What is required: Copy each line where the word "Autowired" occurs.

Record excerpts:
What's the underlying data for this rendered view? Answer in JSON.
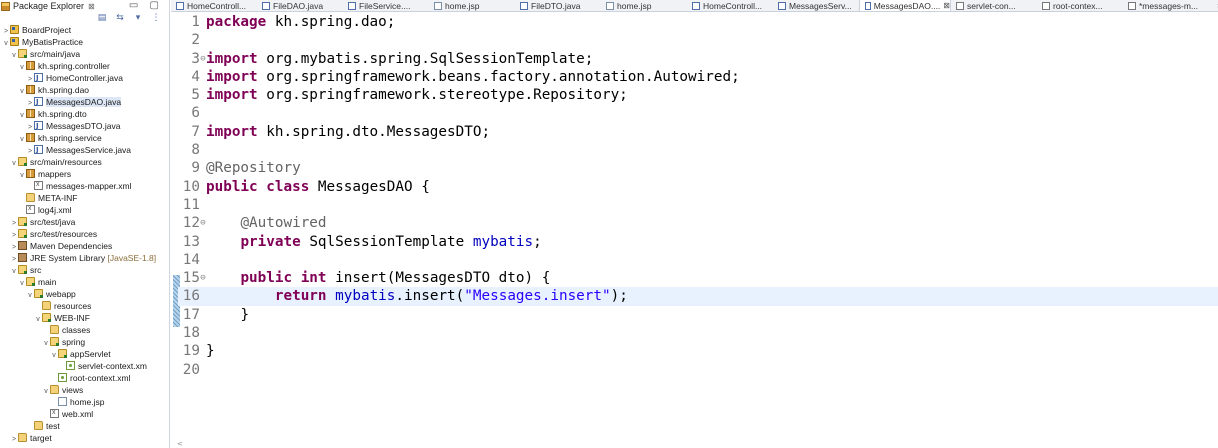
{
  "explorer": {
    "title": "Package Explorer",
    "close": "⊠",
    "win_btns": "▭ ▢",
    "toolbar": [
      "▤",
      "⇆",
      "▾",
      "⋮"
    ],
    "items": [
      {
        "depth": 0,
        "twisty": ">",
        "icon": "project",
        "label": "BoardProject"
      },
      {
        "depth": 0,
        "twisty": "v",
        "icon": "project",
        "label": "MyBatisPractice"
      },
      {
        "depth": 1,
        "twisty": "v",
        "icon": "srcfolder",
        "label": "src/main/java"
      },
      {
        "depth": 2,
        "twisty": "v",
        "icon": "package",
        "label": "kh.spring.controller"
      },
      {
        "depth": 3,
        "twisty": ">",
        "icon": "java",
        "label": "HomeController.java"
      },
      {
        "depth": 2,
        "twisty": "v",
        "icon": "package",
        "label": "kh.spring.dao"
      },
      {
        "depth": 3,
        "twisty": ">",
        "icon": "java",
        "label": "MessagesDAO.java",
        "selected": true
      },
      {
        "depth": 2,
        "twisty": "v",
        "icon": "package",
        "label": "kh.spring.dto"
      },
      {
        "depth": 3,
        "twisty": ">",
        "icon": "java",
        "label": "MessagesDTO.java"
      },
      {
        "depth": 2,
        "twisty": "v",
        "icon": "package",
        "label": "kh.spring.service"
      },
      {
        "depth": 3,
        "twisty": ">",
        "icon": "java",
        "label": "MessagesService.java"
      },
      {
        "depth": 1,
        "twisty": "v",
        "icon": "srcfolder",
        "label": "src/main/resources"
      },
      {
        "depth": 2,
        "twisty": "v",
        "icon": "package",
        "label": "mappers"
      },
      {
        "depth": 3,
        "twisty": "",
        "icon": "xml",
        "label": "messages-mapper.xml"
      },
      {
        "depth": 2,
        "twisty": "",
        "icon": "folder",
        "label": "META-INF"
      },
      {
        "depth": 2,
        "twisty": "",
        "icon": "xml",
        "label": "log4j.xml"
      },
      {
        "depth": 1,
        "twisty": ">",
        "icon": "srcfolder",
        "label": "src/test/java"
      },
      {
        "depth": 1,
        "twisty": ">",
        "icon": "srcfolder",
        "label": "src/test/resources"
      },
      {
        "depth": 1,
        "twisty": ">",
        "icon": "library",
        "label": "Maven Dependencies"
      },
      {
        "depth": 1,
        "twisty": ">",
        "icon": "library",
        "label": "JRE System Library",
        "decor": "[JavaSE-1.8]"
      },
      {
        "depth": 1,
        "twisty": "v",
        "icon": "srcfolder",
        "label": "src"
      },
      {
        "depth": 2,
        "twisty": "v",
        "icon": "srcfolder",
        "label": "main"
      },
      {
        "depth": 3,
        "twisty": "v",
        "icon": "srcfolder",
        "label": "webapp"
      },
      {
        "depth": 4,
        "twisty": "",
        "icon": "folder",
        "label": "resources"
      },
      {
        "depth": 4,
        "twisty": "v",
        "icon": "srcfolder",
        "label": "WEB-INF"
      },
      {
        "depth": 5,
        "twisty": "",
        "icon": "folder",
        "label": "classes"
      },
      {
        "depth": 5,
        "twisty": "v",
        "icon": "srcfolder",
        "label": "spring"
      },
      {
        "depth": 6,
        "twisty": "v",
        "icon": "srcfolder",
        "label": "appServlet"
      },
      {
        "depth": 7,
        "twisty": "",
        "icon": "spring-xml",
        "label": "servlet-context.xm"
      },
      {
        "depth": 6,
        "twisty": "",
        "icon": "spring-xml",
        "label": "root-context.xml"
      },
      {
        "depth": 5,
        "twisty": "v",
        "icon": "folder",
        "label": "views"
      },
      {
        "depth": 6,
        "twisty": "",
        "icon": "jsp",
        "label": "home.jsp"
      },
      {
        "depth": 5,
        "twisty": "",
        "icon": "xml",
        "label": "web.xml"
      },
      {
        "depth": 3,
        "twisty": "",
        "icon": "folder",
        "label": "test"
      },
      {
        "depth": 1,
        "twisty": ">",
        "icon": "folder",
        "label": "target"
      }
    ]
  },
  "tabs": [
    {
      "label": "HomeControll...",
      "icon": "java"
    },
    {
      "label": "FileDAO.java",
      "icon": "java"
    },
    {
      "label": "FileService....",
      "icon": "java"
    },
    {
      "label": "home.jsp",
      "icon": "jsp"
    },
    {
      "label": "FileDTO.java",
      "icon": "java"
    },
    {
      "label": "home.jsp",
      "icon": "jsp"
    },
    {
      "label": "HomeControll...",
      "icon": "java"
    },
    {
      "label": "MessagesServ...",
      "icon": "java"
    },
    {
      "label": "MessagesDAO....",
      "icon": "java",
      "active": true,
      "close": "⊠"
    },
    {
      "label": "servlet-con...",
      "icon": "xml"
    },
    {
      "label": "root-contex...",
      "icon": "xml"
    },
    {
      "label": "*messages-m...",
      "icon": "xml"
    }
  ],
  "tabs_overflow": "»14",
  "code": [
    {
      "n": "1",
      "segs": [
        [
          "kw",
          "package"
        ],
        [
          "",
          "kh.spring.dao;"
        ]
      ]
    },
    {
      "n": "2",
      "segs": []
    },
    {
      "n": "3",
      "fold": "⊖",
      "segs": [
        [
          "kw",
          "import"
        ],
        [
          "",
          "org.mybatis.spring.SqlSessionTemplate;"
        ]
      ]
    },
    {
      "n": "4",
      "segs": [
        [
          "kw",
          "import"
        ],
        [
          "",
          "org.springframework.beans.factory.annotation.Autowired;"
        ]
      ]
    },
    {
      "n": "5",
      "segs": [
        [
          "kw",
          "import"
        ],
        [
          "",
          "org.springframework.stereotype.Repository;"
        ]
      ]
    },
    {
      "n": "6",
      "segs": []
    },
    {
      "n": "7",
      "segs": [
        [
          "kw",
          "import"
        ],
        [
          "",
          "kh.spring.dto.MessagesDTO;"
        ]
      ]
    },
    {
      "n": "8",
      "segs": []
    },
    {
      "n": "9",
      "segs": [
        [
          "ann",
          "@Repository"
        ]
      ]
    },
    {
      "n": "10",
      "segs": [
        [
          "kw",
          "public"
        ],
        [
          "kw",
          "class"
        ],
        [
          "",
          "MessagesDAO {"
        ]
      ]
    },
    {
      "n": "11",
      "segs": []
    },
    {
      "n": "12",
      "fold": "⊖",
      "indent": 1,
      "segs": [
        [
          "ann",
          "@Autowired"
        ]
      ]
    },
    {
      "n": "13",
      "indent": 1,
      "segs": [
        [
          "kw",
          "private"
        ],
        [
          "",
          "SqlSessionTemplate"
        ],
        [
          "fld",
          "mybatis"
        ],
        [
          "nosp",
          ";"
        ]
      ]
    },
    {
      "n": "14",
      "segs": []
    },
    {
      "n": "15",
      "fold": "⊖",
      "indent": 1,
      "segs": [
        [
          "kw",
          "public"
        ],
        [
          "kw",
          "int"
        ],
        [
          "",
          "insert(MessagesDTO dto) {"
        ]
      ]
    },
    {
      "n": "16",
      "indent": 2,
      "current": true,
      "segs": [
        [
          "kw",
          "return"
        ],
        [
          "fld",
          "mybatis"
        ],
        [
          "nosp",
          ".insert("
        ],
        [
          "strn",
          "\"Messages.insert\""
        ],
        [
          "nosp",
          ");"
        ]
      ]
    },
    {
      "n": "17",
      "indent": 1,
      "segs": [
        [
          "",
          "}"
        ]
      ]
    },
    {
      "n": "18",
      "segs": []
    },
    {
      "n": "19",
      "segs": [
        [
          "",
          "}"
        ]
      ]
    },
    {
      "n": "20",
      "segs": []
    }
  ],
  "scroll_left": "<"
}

--

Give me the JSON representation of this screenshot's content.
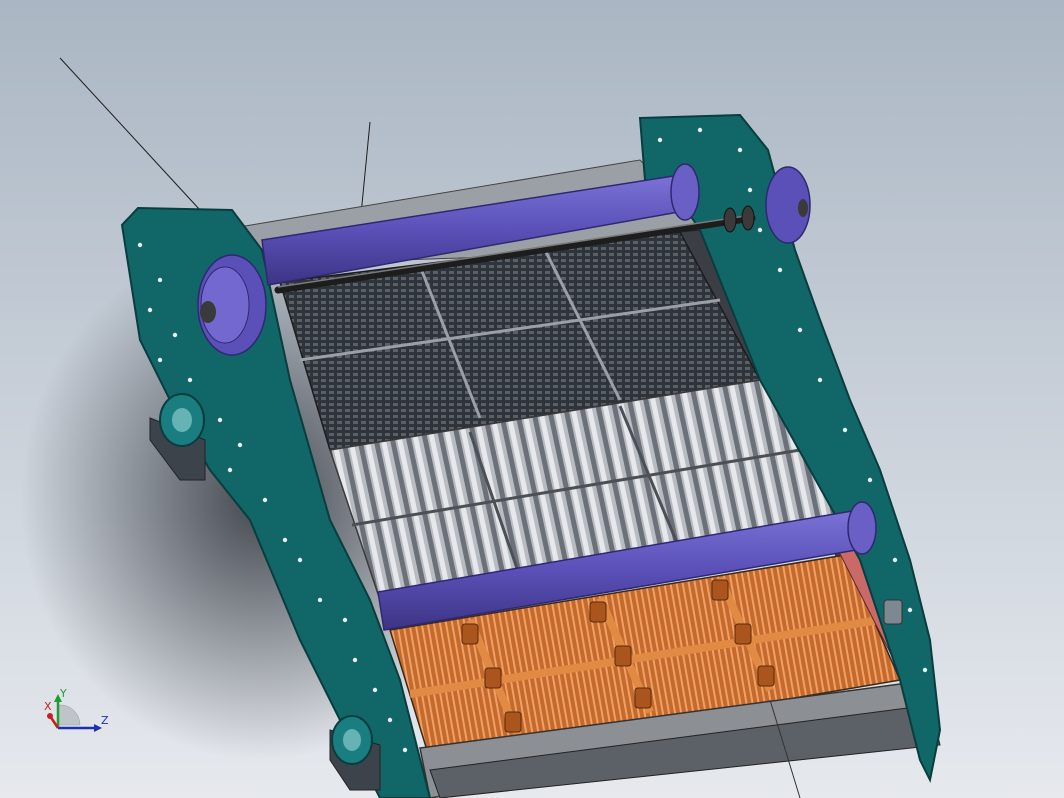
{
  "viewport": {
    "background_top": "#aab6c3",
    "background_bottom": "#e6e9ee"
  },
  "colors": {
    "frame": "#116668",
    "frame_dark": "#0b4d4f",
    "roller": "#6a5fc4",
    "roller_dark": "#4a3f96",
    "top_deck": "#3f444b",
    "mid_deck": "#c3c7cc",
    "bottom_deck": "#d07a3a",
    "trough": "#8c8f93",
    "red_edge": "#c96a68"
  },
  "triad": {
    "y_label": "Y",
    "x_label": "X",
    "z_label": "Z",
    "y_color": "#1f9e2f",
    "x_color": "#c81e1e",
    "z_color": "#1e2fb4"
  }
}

==

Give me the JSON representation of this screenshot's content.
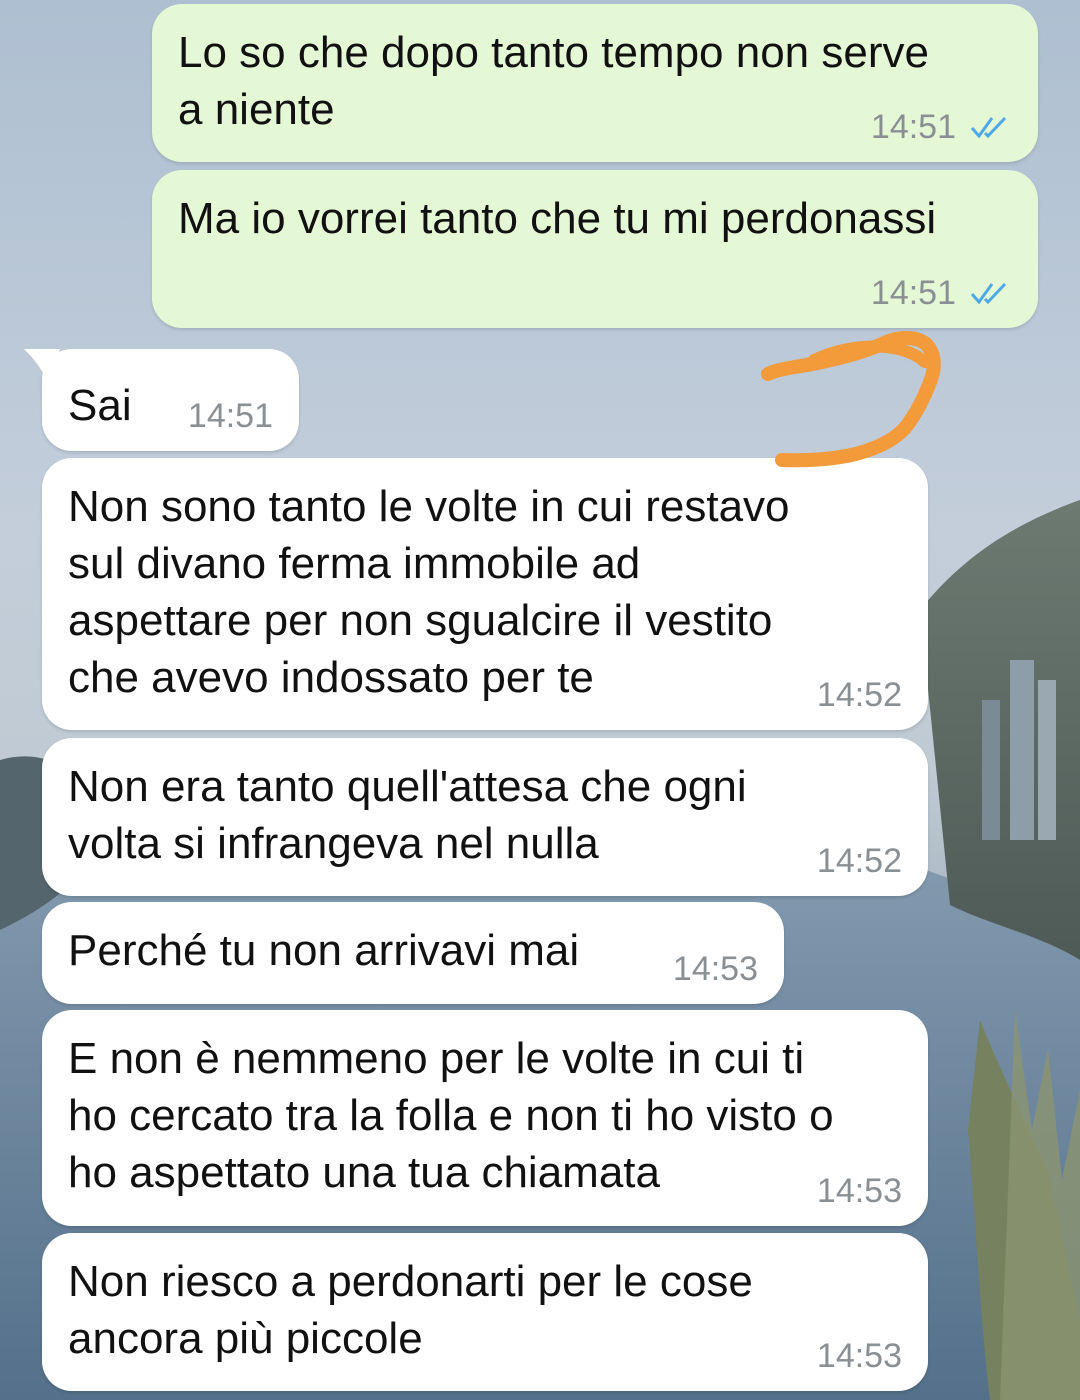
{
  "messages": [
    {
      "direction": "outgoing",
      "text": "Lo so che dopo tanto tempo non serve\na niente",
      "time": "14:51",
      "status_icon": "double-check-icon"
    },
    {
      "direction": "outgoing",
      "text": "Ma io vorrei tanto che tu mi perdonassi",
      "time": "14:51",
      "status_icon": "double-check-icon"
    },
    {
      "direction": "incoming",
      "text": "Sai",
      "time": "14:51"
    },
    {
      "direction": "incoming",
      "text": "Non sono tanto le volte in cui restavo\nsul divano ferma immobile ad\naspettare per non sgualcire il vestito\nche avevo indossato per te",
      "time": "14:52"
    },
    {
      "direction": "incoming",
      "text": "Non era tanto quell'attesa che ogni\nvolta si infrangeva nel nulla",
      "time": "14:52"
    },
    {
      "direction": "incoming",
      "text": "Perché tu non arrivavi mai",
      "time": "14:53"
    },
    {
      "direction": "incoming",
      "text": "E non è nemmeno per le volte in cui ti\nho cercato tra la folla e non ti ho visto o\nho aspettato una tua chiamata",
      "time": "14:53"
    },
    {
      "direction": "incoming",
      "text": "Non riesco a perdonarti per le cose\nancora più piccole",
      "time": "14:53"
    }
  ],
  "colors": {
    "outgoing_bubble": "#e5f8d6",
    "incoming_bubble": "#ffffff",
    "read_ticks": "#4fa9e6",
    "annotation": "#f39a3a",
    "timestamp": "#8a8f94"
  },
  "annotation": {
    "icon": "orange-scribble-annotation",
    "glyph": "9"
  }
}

Expected answer:
          "org.springframework.beans.factory.annotation.Autowired;"
          "@Autowired"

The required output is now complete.